[Source data]
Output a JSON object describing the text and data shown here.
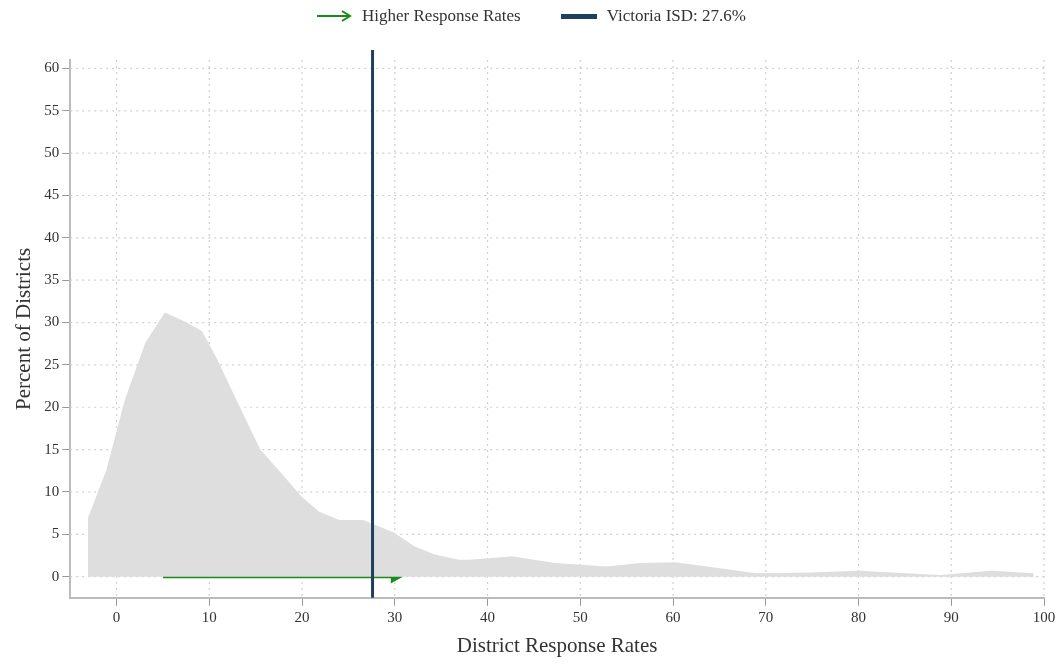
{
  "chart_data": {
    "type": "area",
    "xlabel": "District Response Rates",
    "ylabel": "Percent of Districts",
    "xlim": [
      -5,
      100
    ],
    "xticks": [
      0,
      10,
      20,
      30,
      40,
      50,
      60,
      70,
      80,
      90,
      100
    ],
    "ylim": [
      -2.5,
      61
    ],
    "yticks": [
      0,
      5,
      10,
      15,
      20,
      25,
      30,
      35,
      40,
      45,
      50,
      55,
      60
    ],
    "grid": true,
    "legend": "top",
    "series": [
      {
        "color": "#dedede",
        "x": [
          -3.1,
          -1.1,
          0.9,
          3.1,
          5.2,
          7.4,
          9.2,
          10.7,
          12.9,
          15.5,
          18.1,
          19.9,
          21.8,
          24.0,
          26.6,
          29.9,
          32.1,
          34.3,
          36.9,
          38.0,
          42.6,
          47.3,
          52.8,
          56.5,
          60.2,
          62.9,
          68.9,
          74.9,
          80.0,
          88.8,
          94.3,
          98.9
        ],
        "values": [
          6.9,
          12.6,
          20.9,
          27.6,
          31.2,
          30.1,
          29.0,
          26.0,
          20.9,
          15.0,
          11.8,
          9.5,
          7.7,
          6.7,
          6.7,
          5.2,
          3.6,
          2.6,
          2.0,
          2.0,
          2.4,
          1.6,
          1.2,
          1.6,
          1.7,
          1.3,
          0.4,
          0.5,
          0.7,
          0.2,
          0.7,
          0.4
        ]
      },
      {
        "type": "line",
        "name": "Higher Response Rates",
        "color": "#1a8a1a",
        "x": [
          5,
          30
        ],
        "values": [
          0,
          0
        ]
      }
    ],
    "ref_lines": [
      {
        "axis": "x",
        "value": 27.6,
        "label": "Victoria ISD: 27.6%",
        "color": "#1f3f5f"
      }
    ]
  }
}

# TASK DESCRIPTION
Look through the data and show every line containing "Response".

# TASK RESULT
    "xlabel": "District Response Rates",
        "name": "Higher Response Rates",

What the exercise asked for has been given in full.